Problem statement: Locate the lines that hold the string "Задание". Copy every such line.

━━ Excerpted records ━━

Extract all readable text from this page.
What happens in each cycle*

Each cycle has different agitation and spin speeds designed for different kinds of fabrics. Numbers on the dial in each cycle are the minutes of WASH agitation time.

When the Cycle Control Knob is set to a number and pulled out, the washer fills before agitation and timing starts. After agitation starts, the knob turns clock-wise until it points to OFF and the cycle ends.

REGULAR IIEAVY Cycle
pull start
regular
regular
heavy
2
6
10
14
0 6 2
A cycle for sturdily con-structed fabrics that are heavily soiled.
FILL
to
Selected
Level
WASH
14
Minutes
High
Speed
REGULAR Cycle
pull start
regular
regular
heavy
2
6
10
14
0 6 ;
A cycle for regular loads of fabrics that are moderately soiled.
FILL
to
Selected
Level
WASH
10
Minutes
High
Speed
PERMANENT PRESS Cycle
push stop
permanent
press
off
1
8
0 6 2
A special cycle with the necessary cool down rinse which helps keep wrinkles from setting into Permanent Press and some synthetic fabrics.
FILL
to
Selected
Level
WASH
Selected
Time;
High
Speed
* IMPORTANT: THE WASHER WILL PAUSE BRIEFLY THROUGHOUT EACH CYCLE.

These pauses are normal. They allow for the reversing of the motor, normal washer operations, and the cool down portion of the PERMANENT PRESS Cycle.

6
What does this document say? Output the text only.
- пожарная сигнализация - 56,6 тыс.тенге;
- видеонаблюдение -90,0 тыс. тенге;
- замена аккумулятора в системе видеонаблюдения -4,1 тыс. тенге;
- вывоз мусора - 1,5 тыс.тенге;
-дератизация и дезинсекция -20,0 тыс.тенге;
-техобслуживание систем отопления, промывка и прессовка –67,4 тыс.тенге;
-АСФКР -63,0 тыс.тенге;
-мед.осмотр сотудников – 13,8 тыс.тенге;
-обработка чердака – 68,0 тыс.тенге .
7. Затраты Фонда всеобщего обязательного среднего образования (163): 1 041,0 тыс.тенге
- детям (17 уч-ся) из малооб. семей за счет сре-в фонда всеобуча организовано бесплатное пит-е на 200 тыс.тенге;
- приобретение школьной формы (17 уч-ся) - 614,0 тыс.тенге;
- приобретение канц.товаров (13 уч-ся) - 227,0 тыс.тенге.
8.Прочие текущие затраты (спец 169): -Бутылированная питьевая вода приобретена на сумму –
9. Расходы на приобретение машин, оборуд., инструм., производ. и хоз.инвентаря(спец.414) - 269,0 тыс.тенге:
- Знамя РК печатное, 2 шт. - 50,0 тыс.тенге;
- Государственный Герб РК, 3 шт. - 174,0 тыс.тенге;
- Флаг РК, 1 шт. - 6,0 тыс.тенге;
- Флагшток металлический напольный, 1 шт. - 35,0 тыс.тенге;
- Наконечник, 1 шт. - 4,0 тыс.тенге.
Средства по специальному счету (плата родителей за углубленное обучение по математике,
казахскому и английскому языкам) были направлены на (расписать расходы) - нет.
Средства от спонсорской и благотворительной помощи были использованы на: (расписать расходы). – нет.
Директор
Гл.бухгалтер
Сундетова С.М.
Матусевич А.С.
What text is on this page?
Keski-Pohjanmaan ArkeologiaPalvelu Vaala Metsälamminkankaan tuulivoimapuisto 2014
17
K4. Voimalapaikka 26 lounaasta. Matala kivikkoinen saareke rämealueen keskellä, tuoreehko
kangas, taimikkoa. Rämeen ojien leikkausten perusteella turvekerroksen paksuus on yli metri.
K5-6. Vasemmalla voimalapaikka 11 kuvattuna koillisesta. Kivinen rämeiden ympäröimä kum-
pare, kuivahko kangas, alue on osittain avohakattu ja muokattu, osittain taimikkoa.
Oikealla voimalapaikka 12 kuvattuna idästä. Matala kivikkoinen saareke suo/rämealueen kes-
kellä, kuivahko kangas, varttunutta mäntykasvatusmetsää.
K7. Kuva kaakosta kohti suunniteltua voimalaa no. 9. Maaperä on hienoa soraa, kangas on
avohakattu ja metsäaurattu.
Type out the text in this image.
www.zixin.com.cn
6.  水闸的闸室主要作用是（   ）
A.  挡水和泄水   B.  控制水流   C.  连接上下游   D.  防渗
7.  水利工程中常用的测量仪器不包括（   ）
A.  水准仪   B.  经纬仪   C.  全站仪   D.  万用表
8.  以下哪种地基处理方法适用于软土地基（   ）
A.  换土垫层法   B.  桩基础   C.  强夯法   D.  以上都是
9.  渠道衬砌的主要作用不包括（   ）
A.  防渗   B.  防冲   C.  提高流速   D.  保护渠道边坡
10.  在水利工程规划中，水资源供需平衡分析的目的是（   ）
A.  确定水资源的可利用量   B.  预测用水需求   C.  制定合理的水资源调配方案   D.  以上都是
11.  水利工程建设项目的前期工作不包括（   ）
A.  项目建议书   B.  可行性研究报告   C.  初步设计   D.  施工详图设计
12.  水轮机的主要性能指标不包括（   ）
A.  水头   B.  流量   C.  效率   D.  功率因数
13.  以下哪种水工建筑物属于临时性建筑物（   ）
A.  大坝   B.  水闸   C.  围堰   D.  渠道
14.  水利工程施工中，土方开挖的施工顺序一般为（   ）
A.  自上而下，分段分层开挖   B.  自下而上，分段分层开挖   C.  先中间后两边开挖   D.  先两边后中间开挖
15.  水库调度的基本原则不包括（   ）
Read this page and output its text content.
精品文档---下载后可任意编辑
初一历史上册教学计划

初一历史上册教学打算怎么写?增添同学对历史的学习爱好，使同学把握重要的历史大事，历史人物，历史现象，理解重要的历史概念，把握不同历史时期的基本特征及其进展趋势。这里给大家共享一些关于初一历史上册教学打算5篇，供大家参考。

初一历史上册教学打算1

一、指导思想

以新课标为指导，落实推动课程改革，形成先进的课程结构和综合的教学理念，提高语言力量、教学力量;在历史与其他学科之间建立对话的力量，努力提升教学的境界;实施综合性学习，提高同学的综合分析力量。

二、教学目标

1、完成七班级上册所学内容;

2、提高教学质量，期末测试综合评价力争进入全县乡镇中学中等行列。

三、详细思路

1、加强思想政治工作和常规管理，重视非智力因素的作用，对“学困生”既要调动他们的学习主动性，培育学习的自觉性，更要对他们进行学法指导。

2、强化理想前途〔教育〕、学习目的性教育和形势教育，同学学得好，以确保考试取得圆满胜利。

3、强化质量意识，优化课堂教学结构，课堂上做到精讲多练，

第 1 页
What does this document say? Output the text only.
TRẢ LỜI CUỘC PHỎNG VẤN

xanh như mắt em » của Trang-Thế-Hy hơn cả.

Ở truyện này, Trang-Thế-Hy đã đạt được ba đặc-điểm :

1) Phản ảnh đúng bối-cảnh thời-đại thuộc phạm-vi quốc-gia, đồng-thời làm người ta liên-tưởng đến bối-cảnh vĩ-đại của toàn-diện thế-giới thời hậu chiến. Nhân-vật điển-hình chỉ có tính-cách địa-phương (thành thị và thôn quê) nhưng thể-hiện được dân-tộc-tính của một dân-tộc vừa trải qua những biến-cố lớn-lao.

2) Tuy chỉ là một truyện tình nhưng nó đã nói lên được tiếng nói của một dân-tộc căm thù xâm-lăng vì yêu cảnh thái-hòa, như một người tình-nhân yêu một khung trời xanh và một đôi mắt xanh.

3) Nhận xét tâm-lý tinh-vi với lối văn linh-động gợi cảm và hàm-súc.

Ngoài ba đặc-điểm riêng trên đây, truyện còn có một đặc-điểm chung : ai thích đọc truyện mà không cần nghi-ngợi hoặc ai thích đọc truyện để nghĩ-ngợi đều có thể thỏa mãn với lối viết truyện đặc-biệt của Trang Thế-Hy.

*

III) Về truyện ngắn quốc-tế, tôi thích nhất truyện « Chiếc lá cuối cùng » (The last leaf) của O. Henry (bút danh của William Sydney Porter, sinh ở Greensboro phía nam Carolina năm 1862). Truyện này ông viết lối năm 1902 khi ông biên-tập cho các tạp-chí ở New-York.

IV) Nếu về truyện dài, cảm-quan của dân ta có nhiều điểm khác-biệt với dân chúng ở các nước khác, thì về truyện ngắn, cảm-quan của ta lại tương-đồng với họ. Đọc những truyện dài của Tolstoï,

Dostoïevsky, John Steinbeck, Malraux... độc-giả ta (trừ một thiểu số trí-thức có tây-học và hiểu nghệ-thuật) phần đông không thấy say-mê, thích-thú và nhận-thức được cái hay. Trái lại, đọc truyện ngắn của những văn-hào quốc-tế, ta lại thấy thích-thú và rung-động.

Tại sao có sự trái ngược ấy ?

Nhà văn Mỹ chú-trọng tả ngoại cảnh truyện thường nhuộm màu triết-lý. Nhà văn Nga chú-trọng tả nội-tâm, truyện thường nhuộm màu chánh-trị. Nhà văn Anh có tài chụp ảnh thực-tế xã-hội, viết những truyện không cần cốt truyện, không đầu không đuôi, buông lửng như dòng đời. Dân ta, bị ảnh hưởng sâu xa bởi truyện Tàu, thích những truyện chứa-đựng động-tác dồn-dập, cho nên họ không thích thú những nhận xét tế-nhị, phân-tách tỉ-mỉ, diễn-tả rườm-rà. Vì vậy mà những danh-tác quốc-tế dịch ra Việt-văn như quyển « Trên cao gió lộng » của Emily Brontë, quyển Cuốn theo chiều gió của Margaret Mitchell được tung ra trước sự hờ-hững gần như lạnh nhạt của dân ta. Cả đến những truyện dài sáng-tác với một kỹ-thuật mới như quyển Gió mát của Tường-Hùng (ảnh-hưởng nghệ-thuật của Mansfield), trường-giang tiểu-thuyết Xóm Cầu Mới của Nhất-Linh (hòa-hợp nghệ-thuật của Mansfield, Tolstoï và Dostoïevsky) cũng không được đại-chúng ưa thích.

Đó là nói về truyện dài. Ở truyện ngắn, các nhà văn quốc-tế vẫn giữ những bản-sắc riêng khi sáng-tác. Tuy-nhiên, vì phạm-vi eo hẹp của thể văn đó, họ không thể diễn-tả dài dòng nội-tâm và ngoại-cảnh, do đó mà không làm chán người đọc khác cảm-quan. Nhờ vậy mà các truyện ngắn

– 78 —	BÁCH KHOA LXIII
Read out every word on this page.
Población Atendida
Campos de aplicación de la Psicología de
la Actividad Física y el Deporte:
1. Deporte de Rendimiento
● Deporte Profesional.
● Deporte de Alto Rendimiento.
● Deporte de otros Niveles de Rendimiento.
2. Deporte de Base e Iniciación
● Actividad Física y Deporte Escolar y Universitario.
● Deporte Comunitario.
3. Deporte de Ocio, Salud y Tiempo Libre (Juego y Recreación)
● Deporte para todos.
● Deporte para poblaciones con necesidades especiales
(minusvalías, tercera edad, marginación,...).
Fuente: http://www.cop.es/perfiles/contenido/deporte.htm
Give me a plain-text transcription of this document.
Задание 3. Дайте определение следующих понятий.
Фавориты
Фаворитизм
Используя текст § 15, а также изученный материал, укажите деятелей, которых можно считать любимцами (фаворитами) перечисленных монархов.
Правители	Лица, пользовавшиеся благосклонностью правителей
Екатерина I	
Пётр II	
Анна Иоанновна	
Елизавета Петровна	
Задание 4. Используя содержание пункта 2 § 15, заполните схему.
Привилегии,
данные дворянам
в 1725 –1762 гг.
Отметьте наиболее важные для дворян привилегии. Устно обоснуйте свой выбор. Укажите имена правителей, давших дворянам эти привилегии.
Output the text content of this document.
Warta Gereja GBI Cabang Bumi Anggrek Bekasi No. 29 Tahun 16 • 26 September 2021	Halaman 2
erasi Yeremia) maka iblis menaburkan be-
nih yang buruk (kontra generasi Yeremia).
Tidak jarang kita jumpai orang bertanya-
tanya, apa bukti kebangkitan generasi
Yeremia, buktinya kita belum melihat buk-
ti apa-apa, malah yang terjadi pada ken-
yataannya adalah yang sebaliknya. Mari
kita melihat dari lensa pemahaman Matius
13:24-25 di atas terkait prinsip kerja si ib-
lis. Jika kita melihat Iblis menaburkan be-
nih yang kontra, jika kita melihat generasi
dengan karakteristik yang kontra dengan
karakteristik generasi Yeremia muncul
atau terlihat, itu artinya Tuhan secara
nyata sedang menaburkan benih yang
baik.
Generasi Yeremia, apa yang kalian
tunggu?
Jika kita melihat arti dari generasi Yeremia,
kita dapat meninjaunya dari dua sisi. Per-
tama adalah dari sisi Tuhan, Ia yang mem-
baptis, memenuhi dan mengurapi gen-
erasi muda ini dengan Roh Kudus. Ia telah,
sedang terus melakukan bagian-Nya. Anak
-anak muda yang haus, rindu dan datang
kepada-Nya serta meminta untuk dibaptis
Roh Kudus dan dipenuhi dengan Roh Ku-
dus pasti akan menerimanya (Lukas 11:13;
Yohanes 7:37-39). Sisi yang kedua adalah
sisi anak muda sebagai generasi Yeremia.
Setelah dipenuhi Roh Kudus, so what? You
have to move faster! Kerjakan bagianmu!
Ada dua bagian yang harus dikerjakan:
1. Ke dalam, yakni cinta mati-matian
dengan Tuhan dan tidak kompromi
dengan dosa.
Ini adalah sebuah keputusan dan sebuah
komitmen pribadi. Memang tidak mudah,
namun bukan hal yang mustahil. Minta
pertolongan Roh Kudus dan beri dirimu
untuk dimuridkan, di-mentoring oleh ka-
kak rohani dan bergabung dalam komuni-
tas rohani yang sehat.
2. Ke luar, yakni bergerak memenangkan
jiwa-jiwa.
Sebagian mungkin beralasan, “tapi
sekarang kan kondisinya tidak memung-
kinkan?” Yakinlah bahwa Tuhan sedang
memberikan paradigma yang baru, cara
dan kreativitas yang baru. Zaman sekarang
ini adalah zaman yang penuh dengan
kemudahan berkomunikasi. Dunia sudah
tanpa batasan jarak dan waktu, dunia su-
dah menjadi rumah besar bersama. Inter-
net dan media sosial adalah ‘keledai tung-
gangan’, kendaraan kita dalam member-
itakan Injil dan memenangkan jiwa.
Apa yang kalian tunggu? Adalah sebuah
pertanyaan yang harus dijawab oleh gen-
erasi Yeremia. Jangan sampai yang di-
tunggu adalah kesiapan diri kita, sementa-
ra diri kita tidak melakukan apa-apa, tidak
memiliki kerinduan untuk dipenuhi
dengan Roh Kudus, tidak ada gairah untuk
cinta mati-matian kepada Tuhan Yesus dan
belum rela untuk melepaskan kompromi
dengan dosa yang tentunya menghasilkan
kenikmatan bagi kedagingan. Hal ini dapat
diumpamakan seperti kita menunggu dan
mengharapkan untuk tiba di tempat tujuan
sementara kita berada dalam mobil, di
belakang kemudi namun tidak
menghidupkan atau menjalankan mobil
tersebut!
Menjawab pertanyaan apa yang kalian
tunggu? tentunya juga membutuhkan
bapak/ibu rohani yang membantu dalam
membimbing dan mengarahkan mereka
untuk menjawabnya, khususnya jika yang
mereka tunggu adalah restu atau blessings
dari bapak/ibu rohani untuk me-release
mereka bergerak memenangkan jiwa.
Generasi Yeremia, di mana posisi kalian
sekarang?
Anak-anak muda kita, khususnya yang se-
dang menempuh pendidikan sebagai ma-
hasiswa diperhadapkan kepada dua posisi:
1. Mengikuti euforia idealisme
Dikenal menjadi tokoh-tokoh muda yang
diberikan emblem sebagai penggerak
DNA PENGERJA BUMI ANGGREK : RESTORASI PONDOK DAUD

━━━

Solution for this task:
Задание 3. Дайте определение следующих понятий.
Задание 4. Используя содержание пункта 2 § 15, заполните схему.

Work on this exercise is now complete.